INPUT MATERIAL start
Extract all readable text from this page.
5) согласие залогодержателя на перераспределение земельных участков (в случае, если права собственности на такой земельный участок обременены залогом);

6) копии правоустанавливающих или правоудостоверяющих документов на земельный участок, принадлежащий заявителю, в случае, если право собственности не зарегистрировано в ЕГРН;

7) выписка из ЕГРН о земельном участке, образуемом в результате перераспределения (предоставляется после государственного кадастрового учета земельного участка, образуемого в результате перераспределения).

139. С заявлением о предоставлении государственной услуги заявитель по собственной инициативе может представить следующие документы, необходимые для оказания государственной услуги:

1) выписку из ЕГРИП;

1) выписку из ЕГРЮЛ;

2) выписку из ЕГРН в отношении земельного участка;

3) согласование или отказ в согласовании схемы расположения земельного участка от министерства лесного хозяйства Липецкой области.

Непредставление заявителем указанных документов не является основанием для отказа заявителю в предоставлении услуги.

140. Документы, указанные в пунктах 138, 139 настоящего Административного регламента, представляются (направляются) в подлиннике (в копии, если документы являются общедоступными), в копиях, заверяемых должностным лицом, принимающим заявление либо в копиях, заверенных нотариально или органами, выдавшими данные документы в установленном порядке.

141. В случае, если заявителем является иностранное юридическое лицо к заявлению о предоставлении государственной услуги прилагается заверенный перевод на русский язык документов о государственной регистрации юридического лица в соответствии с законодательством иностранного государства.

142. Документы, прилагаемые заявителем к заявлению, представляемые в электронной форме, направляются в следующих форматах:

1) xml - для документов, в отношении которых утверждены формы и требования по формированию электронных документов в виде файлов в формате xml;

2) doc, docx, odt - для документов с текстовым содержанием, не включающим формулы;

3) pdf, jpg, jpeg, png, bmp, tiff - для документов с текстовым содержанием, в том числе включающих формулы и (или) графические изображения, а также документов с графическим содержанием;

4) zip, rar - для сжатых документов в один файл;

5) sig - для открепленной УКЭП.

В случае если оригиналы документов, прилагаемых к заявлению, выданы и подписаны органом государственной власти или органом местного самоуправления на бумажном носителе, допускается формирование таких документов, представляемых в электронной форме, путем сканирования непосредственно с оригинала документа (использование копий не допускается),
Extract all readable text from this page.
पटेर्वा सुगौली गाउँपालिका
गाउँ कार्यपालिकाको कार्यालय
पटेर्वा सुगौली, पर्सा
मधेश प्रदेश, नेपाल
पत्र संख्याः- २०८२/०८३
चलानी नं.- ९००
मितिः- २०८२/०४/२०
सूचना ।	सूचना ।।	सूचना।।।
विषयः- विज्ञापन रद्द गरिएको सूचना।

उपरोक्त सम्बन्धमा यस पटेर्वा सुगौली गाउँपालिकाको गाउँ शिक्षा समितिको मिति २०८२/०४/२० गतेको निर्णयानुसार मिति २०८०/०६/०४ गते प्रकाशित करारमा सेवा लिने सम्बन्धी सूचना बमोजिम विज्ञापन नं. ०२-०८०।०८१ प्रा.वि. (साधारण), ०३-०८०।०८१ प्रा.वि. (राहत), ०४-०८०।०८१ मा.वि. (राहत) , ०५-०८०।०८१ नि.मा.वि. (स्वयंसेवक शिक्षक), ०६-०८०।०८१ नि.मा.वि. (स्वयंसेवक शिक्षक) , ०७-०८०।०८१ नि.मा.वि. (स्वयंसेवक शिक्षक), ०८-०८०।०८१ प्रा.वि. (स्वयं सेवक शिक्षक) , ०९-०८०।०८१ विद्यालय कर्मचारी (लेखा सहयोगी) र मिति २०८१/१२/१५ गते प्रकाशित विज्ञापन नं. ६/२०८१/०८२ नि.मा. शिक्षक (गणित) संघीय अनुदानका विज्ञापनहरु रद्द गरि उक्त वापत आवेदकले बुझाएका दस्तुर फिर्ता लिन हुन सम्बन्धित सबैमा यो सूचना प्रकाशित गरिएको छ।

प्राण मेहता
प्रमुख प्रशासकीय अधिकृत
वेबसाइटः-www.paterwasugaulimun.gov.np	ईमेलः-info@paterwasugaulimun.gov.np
INPUT MATERIAL end
#### YOUR TASK
All entries must be repeated verbatim.

#### CORRECT RESPONSE
Extract all readable text from this page.
5) согласие залогодержателя на перераспределение земельных участков (в случае, если права собственности на такой земельный участок обременены залогом);

6) копии правоустанавливающих или правоудостоверяющих документов на земельный участок, принадлежащий заявителю, в случае, если право собственности не зарегистрировано в ЕГРН;

7) выписка из ЕГРН о земельном участке, образуемом в результате перераспределения (предоставляется после государственного кадастрового учета земельного участка, образуемого в результате перераспределения).

139. С заявлением о предоставлении государственной услуги заявитель по собственной инициативе может представить следующие документы, необходимые для оказания государственной услуги:

1) выписку из ЕГРИП;

1) выписку из ЕГРЮЛ;

2) выписку из ЕГРН в отношении земельного участка;

3) согласование или отказ в согласовании схемы расположения земельного участка от министерства лесного хозяйства Липецкой области.

Непредставление заявителем указанных документов не является основанием для отказа заявителю в предоставлении услуги.

140. Документы, указанные в пунктах 138, 139 настоящего Административного регламента, представляются (направляются) в подлиннике (в копии, если документы являются общедоступными), в копиях, заверяемых должностным лицом, принимающим заявление либо в копиях, заверенных нотариально или органами, выдавшими данные документы в установленном порядке.

141. В случае, если заявителем является иностранное юридическое лицо к заявлению о предоставлении государственной услуги прилагается заверенный перевод на русский язык документов о государственной регистрации юридического лица в соответствии с законодательством иностранного государства.

142. Документы, прилагаемые заявителем к заявлению, представляемые в электронной форме, направляются в следующих форматах:

1) xml - для документов, в отношении которых утверждены формы и требования по формированию электронных документов в виде файлов в формате xml;

2) doc, docx, odt - для документов с текстовым содержанием, не включающим формулы;

3) pdf, jpg, jpeg, png, bmp, tiff - для документов с текстовым содержанием, в том числе включающих формулы и (или) графические изображения, а также документов с графическим содержанием;

4) zip, rar - для сжатых документов в один файл;

5) sig - для открепленной УКЭП.

В случае если оригиналы документов, прилагаемых к заявлению, выданы и подписаны органом государственной власти или органом местного самоуправления на бумажном носителе, допускается формирование таких документов, представляемых в электронной форме, путем сканирования непосредственно с оригинала документа (использование копий не допускается),
Extract all readable text from this page.
पटेर्वा सुगौली गाउँपालिका
गाउँ कार्यपालिकाको कार्यालय
पटेर्वा सुगौली, पर्सा
मधेश प्रदेश, नेपाल
पत्र संख्याः- २०८२/०८३
चलानी नं.- ९००
मितिः- २०८२/०४/२०
सूचना ।	सूचना ।।	सूचना।।।
विषयः- विज्ञापन रद्द गरिएको सूचना।

उपरोक्त सम्बन्धमा यस पटेर्वा सुगौली गाउँपालिकाको गाउँ शिक्षा समितिको मिति २०८२/०४/२० गतेको निर्णयानुसार मिति २०८०/०६/०४ गते प्रकाशित करारमा सेवा लिने सम्बन्धी सूचना बमोजिम विज्ञापन नं. ०२-०८०।०८१ प्रा.वि. (साधारण), ०३-०८०।०८१ प्रा.वि. (राहत), ०४-०८०।०८१ मा.वि. (राहत) , ०५-०८०।०८१ नि.मा.वि. (स्वयंसेवक शिक्षक), ०६-०८०।०८१ नि.मा.वि. (स्वयंसेवक शिक्षक) , ०७-०८०।०८१ नि.मा.वि. (स्वयंसेवक शिक्षक), ०८-०८०।०८१ प्रा.वि. (स्वयं सेवक शिक्षक) , ०९-०८०।०८१ विद्यालय कर्मचारी (लेखा सहयोगी) र मिति २०८१/१२/१५ गते प्रकाशित विज्ञापन नं. ६/२०८१/०८२ नि.मा. शिक्षक (गणित) संघीय अनुदानका विज्ञापनहरु रद्द गरि उक्त वापत आवेदकले बुझाएका दस्तुर फिर्ता लिन हुन सम्बन्धित सबैमा यो सूचना प्रकाशित गरिएको छ।

प्राण मेहता
प्रमुख प्रशासकीय अधिकृत
वेबसाइटः-www.paterwasugaulimun.gov.np	ईमेलः-info@paterwasugaulimun.gov.np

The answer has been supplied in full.